--- Document text ---
start

Central Limit Theorem

Sampling distribution

Sampling distribution is the distribution of the means of sample statistics where the samples are taken from a particular population with the same sample size, n.

Standard Error

  • Standard error refers to the population standard deviation (or the sample standard deviation) divided by square root of the sample size.
  • The standard deviation of the sampling distribution of a statistic (the standard deviation of the sample means).
  • Typically, smaller than the population standard deviation
  • The spread of the sampling distribution, which we measure using the standard error.
  • If sigma is unknown which is often the case, remember sigma is the population standard deviation. Oftentimes, we don't have access to the entire population to calculate this number, we use S, the standard sample deviation to estimate the standard error. So that would be the standard deviation of one sample that we happen to have at hand.
  • if you're running a study as you can imagine, you would only take one sample. So that's the standard deviation of that sample that we would use as our best guess for the population standard deviation

Central Limit Theorem

The distribution of sample statistics is nearly normal, centered at the population mean, and with the standard error.

Conditions for CLT

  1. Independence: Sampled observations must be independent

    • Random sample (for observational studies) / random assignment (for experimental studies)
    • If sampling without replacement, n < 10% of population
  2. Sample size/skew: Either the population distribution is normal, or if the population distribution is skewed, the sample size is large (rule of thumb: n > 30)

    • Larger sample size yields a sampling distribution closer to normal regardless of the population distribution.
    • If the population distribution is nearly normal, then the sampling distribution will follow nearly normal for any sample size n.
    • ‘If sampling without replacement, n < 10% of the population’: Suppose you are trying to sample 10 out of 1000 people in a town. If you sample 10 people without replacement, the probability of getting people from the same household is lower than with sample size 100.

end

--- Work instructions ---
(1) In the Central Limit Theorem notes, what sample size is given as the rule of thumb when the population distribution is skewed?
(2) Extend the Central Limit Theorem notes, picking up right after their final sentence.

--- Records supplied ---
start

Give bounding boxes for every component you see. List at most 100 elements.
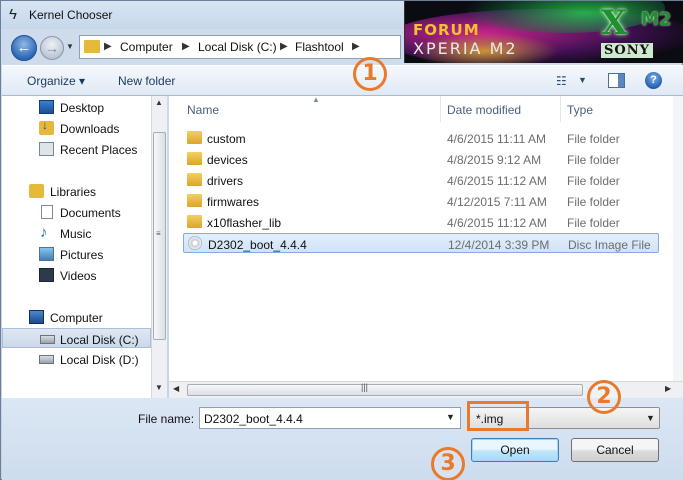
banner-forum-text: FORUM bbox=[413, 21, 480, 39]
scroll-up-icon[interactable]: ▲ bbox=[155, 98, 163, 107]
breadcrumb-computer[interactable]: Computer bbox=[120, 40, 173, 54]
folder-icon bbox=[187, 173, 202, 186]
file-name: custom bbox=[207, 132, 246, 146]
nav-item-label: Local Disk (D:) bbox=[60, 353, 139, 367]
column-header-label: Name bbox=[187, 103, 220, 117]
forward-arrow-icon: → bbox=[45, 40, 59, 56]
file-row-firmwares[interactable]: firmwares 4/12/2015 7:11 AM File folder bbox=[183, 191, 659, 211]
disc-image-icon bbox=[188, 236, 202, 250]
file-name: firmwares bbox=[207, 195, 260, 209]
nav-item-desktop[interactable]: Desktop bbox=[2, 97, 151, 117]
callout-step-3: 3 bbox=[431, 447, 465, 480]
banner-sony-text: SONY bbox=[601, 43, 653, 58]
folder-icon bbox=[187, 194, 202, 207]
breadcrumb-separator-icon[interactable]: ▶ bbox=[280, 38, 288, 56]
disk-icon bbox=[39, 355, 54, 364]
chevron-down-icon[interactable]: ▼ bbox=[646, 413, 655, 423]
file-type: File folder bbox=[567, 132, 620, 146]
breadcrumb-local-disk-c[interactable]: Local Disk (C:) bbox=[198, 40, 277, 54]
chevron-down-icon: ▼ bbox=[66, 42, 74, 51]
file-date: 12/4/2014 3:39 PM bbox=[448, 238, 550, 252]
file-name-value: D2302_boot_4.4.4 bbox=[204, 412, 303, 426]
banner-m2-logo: M2 bbox=[641, 9, 672, 30]
forward-button[interactable]: → bbox=[40, 36, 64, 60]
nav-item-label: Computer bbox=[50, 311, 103, 325]
folder-icon bbox=[187, 215, 202, 228]
nav-item-local-disk-c[interactable]: Local Disk (C:) bbox=[2, 328, 151, 348]
nav-item-local-disk-d[interactable]: Local Disk (D:) bbox=[2, 349, 151, 369]
chevron-down-icon[interactable]: ▼ bbox=[446, 412, 455, 422]
callout-step-1: 1 bbox=[353, 57, 387, 91]
file-list: Name ▲ Date modified Type custom 4/6/201… bbox=[169, 96, 673, 381]
column-header-date-modified[interactable]: Date modified bbox=[441, 96, 561, 122]
file-type: Disc Image File bbox=[568, 238, 651, 252]
file-row-drivers[interactable]: drivers 4/6/2015 11:12 AM File folder bbox=[183, 170, 659, 190]
new-folder-button[interactable]: New folder bbox=[118, 74, 175, 88]
nav-item-label: Local Disk (C:) bbox=[60, 333, 139, 347]
sort-ascending-icon: ▲ bbox=[312, 96, 320, 104]
nav-item-pictures[interactable]: Pictures bbox=[2, 244, 151, 264]
scroll-down-icon[interactable]: ▼ bbox=[155, 383, 163, 392]
file-type: File folder bbox=[567, 216, 620, 230]
breadcrumb-separator-icon[interactable]: ▶ bbox=[104, 38, 112, 56]
grip-icon: ≡ bbox=[156, 229, 161, 238]
file-name: D2302_boot_4.4.4 bbox=[208, 238, 307, 252]
file-row-x10flasher-lib[interactable]: x10flasher_lib 4/6/2015 11:12 AM File fo… bbox=[183, 212, 659, 232]
nav-item-computer[interactable]: Computer bbox=[2, 307, 151, 327]
nav-item-recent-places[interactable]: Recent Places bbox=[2, 139, 151, 159]
file-name: devices bbox=[207, 153, 248, 167]
file-name: drivers bbox=[207, 174, 244, 188]
folder-icon bbox=[187, 152, 202, 165]
nav-item-music[interactable]: ♪ Music bbox=[2, 223, 151, 243]
preview-pane-icon[interactable] bbox=[608, 73, 625, 88]
nav-item-label: Music bbox=[60, 227, 92, 241]
back-button[interactable]: ← bbox=[11, 35, 37, 61]
grip-icon: ||| bbox=[361, 382, 369, 392]
file-name: x10flasher_lib bbox=[207, 216, 282, 230]
file-row-d2302-boot[interactable]: D2302_boot_4.4.4 12/4/2014 3:39 PM Disc … bbox=[183, 233, 659, 253]
disk-icon bbox=[40, 335, 55, 344]
pictures-icon bbox=[39, 247, 54, 261]
change-view-icon[interactable]: ☷ bbox=[556, 74, 572, 88]
organize-button[interactable]: Organize ▾ bbox=[27, 74, 85, 88]
file-type: File folder bbox=[567, 174, 620, 188]
file-row-devices[interactable]: devices 4/8/2015 9:12 AM File folder bbox=[183, 149, 659, 169]
breadcrumb-flashtool[interactable]: Flashtool bbox=[295, 40, 344, 54]
chevron-down-icon[interactable]: ▼ bbox=[578, 75, 587, 85]
nav-item-label: Videos bbox=[60, 269, 97, 283]
scroll-right-icon[interactable]: ▶ bbox=[665, 384, 671, 393]
file-name-label: File name: bbox=[138, 412, 195, 426]
column-header-type[interactable]: Type bbox=[561, 96, 673, 122]
scroll-left-icon[interactable]: ◀ bbox=[173, 384, 179, 393]
folder-icon bbox=[84, 40, 100, 53]
callout-step-2: 2 bbox=[587, 380, 621, 414]
nav-item-videos[interactable]: Videos bbox=[2, 265, 151, 285]
help-icon[interactable]: ? bbox=[645, 72, 662, 89]
documents-icon bbox=[41, 205, 53, 219]
column-header-label: Type bbox=[567, 103, 594, 117]
column-header-name[interactable]: Name ▲ bbox=[177, 96, 441, 122]
banner-x-logo: X bbox=[601, 3, 628, 43]
nav-item-label: Documents bbox=[60, 206, 121, 220]
file-name-input[interactable]: D2302_boot_4.4.4 ▼ bbox=[199, 407, 461, 429]
nav-item-downloads[interactable]: Downloads bbox=[2, 118, 151, 138]
file-row-custom[interactable]: custom 4/6/2015 11:11 AM File folder bbox=[183, 128, 659, 148]
filter-highlight-box bbox=[467, 401, 529, 431]
file-date: 4/12/2015 7:11 AM bbox=[447, 195, 547, 209]
breadcrumb-separator-icon[interactable]: ▶ bbox=[182, 38, 190, 56]
back-arrow-icon: ← bbox=[16, 39, 32, 56]
recent-pages-dropdown[interactable]: ▼ bbox=[66, 41, 76, 53]
file-type: File folder bbox=[567, 195, 620, 209]
open-button[interactable]: Open bbox=[471, 438, 559, 462]
scrollbar-thumb[interactable] bbox=[187, 384, 583, 396]
nav-item-documents[interactable]: Documents bbox=[2, 202, 151, 222]
breadcrumb-separator-icon[interactable]: ▶ bbox=[352, 38, 360, 56]
nav-item-libraries[interactable]: Libraries bbox=[2, 181, 151, 201]
file-list-vertical-scrollbar[interactable] bbox=[673, 96, 683, 381]
navigation-pane-scrollbar[interactable]: ▲ ≡ ▼ bbox=[151, 96, 167, 398]
lightning-icon: ϟ bbox=[9, 6, 17, 23]
computer-icon bbox=[29, 310, 44, 324]
banner-xperia-text: XPERIA M2 bbox=[413, 39, 518, 58]
cancel-button[interactable]: Cancel bbox=[571, 438, 659, 462]
address-bar[interactable]: ▶ Computer ▶ Local Disk (C:) ▶ Flashtool… bbox=[79, 35, 401, 59]
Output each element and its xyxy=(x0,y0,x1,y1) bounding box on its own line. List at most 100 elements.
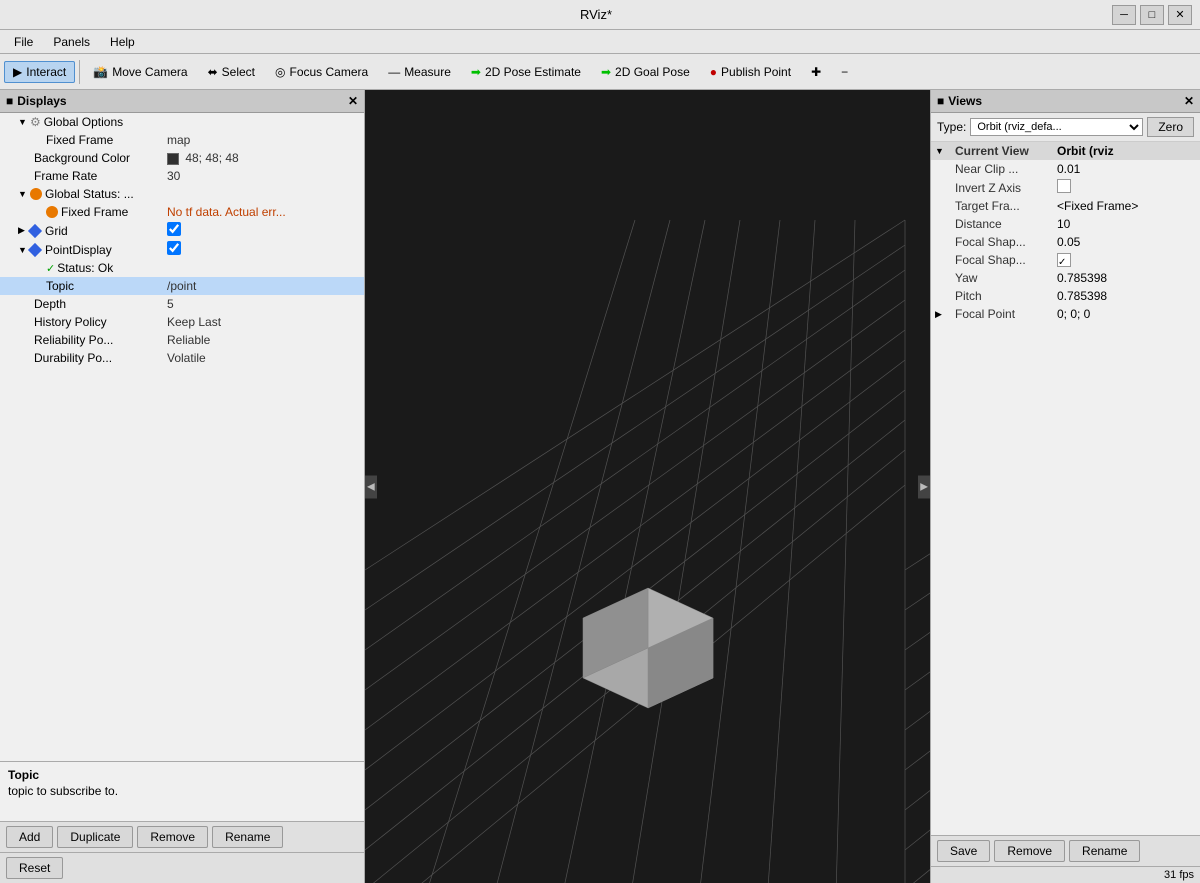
tree-item-reliability-policy[interactable]: Reliability Po... Reliable xyxy=(0,331,364,349)
durability-value: Volatile xyxy=(167,351,362,365)
add-toolbar-button[interactable]: ✚ xyxy=(802,61,830,83)
tree-item-frame-rate[interactable]: Frame Rate 30 xyxy=(0,167,364,185)
measure-button[interactable]: — Measure xyxy=(379,61,460,83)
tree-item-depth[interactable]: Depth 5 xyxy=(0,295,364,313)
rename-view-button[interactable]: Rename xyxy=(1069,840,1140,862)
focal-point-value: 0; 0; 0 xyxy=(1057,307,1196,321)
focal-shape-2-label: Focal Shap... xyxy=(947,253,1057,267)
tree-item-history-policy[interactable]: History Policy Keep Last xyxy=(0,313,364,331)
tree-item-grid[interactable]: ▶ Grid xyxy=(0,221,364,240)
status-ok-label: Status: Ok xyxy=(57,261,113,275)
remove-display-button[interactable]: Remove xyxy=(137,826,208,848)
minus-icon: − xyxy=(841,65,848,79)
cube-svg xyxy=(568,583,728,733)
views-row-target-frame[interactable]: Target Fra... <Fixed Frame> xyxy=(931,197,1200,215)
displays-tree: ▼ ⚙ Global Options Fixed Frame map Backg… xyxy=(0,113,364,761)
reset-button-row: Reset xyxy=(0,852,364,883)
remove-view-button[interactable]: Remove xyxy=(994,840,1065,862)
duplicate-button[interactable]: Duplicate xyxy=(57,826,133,848)
views-row-focal-point[interactable]: ▶ Focal Point 0; 0; 0 xyxy=(931,305,1200,323)
expand-global-status[interactable]: ▼ xyxy=(18,189,30,199)
3d-viewport[interactable]: ◀ ▶ xyxy=(365,90,930,883)
select-button[interactable]: ⬌ Select xyxy=(199,61,264,83)
reset-button[interactable]: Reset xyxy=(6,857,63,879)
minimize-button[interactable]: ─ xyxy=(1112,5,1136,25)
add-display-button[interactable]: Add xyxy=(6,826,53,848)
displays-header: ■ Displays ✕ xyxy=(0,90,364,113)
expand-global-options[interactable]: ▼ xyxy=(18,117,30,127)
invert-z-value xyxy=(1057,179,1196,196)
expand-current-view[interactable]: ▼ xyxy=(935,146,947,156)
point-display-checkbox[interactable] xyxy=(167,241,362,258)
viewport-arrow-left[interactable]: ◀ xyxy=(365,475,377,498)
views-row-focal-shape-2[interactable]: Focal Shap... xyxy=(931,251,1200,269)
grid-check[interactable] xyxy=(167,222,181,236)
views-row-yaw[interactable]: Yaw 0.785398 xyxy=(931,269,1200,287)
invert-z-checkbox[interactable] xyxy=(1057,179,1071,193)
menu-panels[interactable]: Panels xyxy=(43,33,100,51)
target-frame-value: <Fixed Frame> xyxy=(1057,199,1196,213)
point-display-icon xyxy=(28,242,42,256)
publish-point-button[interactable]: ● Publish Point xyxy=(701,61,800,83)
views-row-distance[interactable]: Distance 10 xyxy=(931,215,1200,233)
minus-toolbar-button[interactable]: − xyxy=(832,61,857,83)
tree-item-global-options[interactable]: ▼ ⚙ Global Options xyxy=(0,113,364,131)
views-bottom-buttons: Save Remove Rename xyxy=(931,835,1200,866)
point-display-label: PointDisplay xyxy=(45,243,112,257)
focal-shape-1-label: Focal Shap... xyxy=(947,235,1057,249)
menu-file[interactable]: File xyxy=(4,33,43,51)
durability-label: Durability Po... xyxy=(34,351,112,365)
bg-color-label: Background Color xyxy=(34,151,130,165)
focal-shape-1-value: 0.05 xyxy=(1057,235,1196,249)
bg-color-value: 48; 48; 48 xyxy=(167,151,362,165)
viewport-arrow-right[interactable]: ▶ xyxy=(918,475,930,498)
maximize-button[interactable]: □ xyxy=(1140,5,1164,25)
topic-label: Topic xyxy=(46,279,74,293)
tree-item-global-status[interactable]: ▼ Global Status: ... xyxy=(0,185,364,203)
tree-item-bg-color[interactable]: Background Color 48; 48; 48 xyxy=(0,149,364,167)
close-button[interactable]: ✕ xyxy=(1168,5,1192,25)
fixed-frame-status-icon xyxy=(46,206,58,218)
point-display-check[interactable] xyxy=(167,241,181,255)
tree-item-fixed-frame[interactable]: Fixed Frame map xyxy=(0,131,364,149)
views-type-row: Type: Orbit (rviz_defa... Zero xyxy=(931,113,1200,142)
fixed-frame-label: Fixed Frame xyxy=(46,133,113,147)
separator xyxy=(79,60,80,84)
save-view-button[interactable]: Save xyxy=(937,840,990,862)
displays-close-icon[interactable]: ✕ xyxy=(348,94,358,108)
focus-camera-button[interactable]: ◎ Focus Camera xyxy=(266,61,377,83)
frame-rate-label: Frame Rate xyxy=(34,169,97,183)
move-camera-button[interactable]: 📸 Move Camera xyxy=(84,61,196,83)
rename-display-button[interactable]: Rename xyxy=(212,826,283,848)
titlebar: RViz* ─ □ ✕ xyxy=(0,0,1200,30)
interact-button[interactable]: ▶ Interact xyxy=(4,61,75,83)
menu-help[interactable]: Help xyxy=(100,33,145,51)
grid-checkbox[interactable] xyxy=(167,222,362,239)
tree-item-fixed-frame-status[interactable]: Fixed Frame No tf data. Actual err... xyxy=(0,203,364,221)
current-view-label: Current View xyxy=(947,144,1057,158)
plus-icon: ✚ xyxy=(811,65,821,79)
views-row-focal-shape-1[interactable]: Focal Shap... 0.05 xyxy=(931,233,1200,251)
goal-pose-button[interactable]: ➡ 2D Goal Pose xyxy=(592,61,699,83)
topic-value: /point xyxy=(167,279,362,293)
focal-shape-2-value xyxy=(1057,253,1196,268)
tree-item-point-display[interactable]: ▼ PointDisplay xyxy=(0,240,364,259)
views-zero-button[interactable]: Zero xyxy=(1147,117,1194,137)
pitch-label: Pitch xyxy=(947,289,1057,303)
pose-estimate-button[interactable]: ➡ 2D Pose Estimate xyxy=(462,61,590,83)
views-close-icon[interactable]: ✕ xyxy=(1184,94,1194,108)
tree-item-topic[interactable]: Topic /point xyxy=(0,277,364,295)
tree-item-status-ok[interactable]: ✓ Status: Ok xyxy=(0,259,364,277)
move-camera-icon: 📸 xyxy=(93,65,108,79)
views-row-invert-z[interactable]: Invert Z Axis xyxy=(931,178,1200,197)
views-row-near-clip[interactable]: Near Clip ... 0.01 xyxy=(931,160,1200,178)
views-row-pitch[interactable]: Pitch 0.785398 xyxy=(931,287,1200,305)
interact-icon: ▶ xyxy=(13,65,22,79)
expand-focal-point[interactable]: ▶ xyxy=(935,309,947,320)
focal-shape-checkbox[interactable] xyxy=(1057,253,1071,267)
tree-item-durability-policy[interactable]: Durability Po... Volatile xyxy=(0,349,364,367)
grid-svg xyxy=(365,90,930,883)
views-type-select[interactable]: Orbit (rviz_defa... xyxy=(970,118,1143,136)
status-orange-icon xyxy=(30,188,42,200)
views-current-view-header[interactable]: ▼ Current View Orbit (rviz xyxy=(931,142,1200,160)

end

--- Results for the exercise ---
(1) n > 30

(2)
    • A higher sample size would yield a lower standard error.

Confidence Interval

Margin of error

Margin of error is calculated by a z score times standard error. It expresses the maximum expected difference between the true population parameter and a sample estimate of that parameter

Why Confidence Interval

If we report a point estimate, we probably won’t hit the exact population parameter. But if we report a range of plausible values we have a good shot at capturing the parameter.

Confidence Interval (for a population mean)

A plausible range of values for the population parameter. Computed as the sample mean +- a margin of error (critical value corresponding to the middle XX% of the normal distribution times the standard error of the sampling distribution.)

Conditions for CL

  1. Independence: Sampled observations must be independent

    • Random sample (for observational studies) / random assignment (for experimental studies)
    • If sampling without replacement, n < 10% of population
  2. Sample size/skew: n>= 30, larger if the population distribution is very skewed.

Confidence Level

You can build a confidence interval from a sample using the equation above. For 95%, the rule of thumb tells the corresponding z score is 2, but this is just an approximation. The real z score for 95% is 1.96. So the formula would be

Point estimate (the mean of the sample) +- 1.96 x SE

Suppose you took many samples and built a confidence interval from each sample using this equation. Then about 95% of those intervals would contain the true population mean(mu)

In this case, the proportion turns out to be 96% but it will approach to 95% as with more samples taken.

Confidence level, interval width, Accuracy, Precision and Sample size

By increasing the confidence level from 95% to 99%, you can have wider intervals from each sample and it would be more likely for each interval to contain the population parameter. Then the accuracy would go up as the result. However, the precision would fall. What is meant by precision is that, for instance, say you are trying to predict tomorrow’s temperature and you come up with an interval between -20C and 50C. It is highly likely that the actual temperature would fall in between, but this information is useless since you cannot even decide upon what to wear tomorrow. In this case, accuracy is high and precision is low. You can reduce the width of the interval but that will cause the accuracy to be lower (there is trade-off between these two.) In order to get the best of both; higher precision and higher accuracy, the only way is to increase the sample size.

  • What you can say about the result of constructing a confidence interval is for example,
  • 1) We are 95% confident that the true population parameter is in this interval, where 95% is the desired confidence level.
  • 2) We are 95% confident that all the Americans spend on average 4.53 to 3.83 hours relaxing after a work day.
  • 3) 95% of random samples of 1154 Americans will yield confidence intervals that contain the true average number of hours Americans spend relaxing after a work day.
  • The confidence level is not about the probability of the population parameter being in one single confidence interval, instead it’s about the percentage of confidence intervals at that confidence level that are expected to capture the true parameter.

Required sample size for Margin of Error

You can determine the required sample size to achieve the desired margin of error with the formula by simply making n the subject.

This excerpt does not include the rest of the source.